Directions for this task: List all lines in the material below that contain "司法部门".
****
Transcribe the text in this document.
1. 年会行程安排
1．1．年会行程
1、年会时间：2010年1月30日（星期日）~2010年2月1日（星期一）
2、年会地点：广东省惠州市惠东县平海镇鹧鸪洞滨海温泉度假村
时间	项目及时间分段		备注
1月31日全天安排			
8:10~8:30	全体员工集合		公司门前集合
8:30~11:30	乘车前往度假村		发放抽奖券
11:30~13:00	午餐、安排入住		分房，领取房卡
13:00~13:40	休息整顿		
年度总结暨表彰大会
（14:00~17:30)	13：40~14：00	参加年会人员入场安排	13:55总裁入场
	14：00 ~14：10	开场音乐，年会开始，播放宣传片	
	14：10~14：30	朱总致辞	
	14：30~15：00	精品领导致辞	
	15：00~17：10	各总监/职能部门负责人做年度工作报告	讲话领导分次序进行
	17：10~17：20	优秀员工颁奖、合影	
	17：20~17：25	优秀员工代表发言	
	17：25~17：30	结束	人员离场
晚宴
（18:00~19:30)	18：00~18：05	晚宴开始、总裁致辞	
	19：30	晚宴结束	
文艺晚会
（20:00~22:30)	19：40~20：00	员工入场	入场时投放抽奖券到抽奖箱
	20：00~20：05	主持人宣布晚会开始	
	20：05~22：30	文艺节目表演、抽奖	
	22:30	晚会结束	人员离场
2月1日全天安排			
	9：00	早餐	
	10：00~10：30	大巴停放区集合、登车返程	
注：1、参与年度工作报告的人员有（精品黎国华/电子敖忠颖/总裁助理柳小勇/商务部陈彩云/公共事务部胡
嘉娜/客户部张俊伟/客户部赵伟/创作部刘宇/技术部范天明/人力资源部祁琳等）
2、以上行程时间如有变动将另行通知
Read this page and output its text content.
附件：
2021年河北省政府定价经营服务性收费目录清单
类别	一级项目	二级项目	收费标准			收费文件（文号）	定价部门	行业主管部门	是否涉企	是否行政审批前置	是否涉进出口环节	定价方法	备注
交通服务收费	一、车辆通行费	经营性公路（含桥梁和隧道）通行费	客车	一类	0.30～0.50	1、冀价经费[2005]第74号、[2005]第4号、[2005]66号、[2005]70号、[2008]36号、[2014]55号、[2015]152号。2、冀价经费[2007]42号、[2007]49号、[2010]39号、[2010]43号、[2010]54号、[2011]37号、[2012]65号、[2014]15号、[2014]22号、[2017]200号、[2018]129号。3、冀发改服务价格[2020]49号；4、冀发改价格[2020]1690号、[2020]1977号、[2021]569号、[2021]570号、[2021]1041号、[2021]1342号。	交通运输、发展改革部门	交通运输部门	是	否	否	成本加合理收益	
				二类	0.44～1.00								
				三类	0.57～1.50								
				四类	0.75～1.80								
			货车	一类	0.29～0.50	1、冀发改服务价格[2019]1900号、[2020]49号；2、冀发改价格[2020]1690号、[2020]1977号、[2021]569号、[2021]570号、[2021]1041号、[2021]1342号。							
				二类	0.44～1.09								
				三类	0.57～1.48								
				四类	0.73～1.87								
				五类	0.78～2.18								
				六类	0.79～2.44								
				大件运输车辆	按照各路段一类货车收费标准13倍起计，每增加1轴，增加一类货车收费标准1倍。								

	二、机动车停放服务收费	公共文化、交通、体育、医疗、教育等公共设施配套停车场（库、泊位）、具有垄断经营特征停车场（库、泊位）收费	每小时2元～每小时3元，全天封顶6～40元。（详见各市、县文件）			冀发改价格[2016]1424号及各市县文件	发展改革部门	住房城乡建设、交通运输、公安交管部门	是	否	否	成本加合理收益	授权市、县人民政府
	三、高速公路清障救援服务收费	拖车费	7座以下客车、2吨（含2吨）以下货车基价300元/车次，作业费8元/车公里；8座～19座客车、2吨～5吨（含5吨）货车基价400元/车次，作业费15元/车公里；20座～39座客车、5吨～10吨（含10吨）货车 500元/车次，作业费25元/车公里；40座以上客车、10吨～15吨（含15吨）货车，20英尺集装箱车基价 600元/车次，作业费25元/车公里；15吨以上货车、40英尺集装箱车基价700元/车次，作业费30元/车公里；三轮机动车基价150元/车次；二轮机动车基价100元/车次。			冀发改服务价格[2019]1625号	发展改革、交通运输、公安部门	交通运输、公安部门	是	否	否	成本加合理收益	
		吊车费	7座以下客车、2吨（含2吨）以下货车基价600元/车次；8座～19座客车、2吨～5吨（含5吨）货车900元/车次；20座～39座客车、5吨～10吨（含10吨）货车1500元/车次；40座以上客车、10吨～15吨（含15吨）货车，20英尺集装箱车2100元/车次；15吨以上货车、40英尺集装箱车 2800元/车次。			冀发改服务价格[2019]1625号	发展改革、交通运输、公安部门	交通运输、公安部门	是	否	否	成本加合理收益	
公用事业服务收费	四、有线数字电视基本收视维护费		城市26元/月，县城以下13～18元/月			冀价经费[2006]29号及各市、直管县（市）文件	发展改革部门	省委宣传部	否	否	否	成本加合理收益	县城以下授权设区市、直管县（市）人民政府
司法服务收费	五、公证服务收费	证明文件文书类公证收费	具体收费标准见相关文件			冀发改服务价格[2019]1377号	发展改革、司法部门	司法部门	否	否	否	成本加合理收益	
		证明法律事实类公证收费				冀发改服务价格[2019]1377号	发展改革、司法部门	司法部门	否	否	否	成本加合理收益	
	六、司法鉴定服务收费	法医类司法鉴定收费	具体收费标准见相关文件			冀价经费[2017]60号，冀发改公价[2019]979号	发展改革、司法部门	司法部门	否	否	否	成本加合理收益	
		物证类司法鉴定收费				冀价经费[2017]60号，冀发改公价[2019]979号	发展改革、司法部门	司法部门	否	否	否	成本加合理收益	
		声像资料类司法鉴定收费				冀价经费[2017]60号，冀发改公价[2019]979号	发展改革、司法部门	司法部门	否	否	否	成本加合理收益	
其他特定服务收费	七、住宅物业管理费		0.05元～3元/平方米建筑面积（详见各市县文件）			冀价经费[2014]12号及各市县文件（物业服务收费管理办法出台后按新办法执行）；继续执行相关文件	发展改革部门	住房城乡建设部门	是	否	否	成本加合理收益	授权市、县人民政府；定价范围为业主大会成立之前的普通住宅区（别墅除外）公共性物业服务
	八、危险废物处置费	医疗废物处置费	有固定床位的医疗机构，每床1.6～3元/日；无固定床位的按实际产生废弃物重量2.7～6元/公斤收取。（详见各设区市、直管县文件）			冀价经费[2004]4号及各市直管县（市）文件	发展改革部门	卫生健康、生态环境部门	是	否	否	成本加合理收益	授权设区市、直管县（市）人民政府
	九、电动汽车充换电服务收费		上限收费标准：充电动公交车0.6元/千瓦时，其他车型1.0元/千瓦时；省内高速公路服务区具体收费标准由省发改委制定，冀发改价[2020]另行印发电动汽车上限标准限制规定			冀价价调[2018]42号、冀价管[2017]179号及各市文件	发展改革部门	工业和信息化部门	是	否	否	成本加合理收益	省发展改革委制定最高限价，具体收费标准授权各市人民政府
****
Solution to the problem:
司法服务收费	五、公证服务收费	证明文件文书类公证收费	具体收费标准见相关文件			冀发改服务价格[2019]1377号	发展改革、司法部门	司法部门	否	否	否	成本加合理收益	
		证明法律事实类公证收费				冀发改服务价格[2019]1377号	发展改革、司法部门	司法部门	否	否	否	成本加合理收益	
	六、司法鉴定服务收费	法医类司法鉴定收费	具体收费标准见相关文件			冀价经费[2017]60号，冀发改公价[2019]979号	发展改革、司法部门	司法部门	否	否	否	成本加合理收益	
		物证类司法鉴定收费				冀价经费[2017]60号，冀发改公价[2019]979号	发展改革、司法部门	司法部门	否	否	否	成本加合理收益	
		声像资料类司法鉴定收费				冀价经费[2017]60号，冀发改公价[2019]979号	发展改革、司法部门	司法部门	否	否	否	成本加合理收益	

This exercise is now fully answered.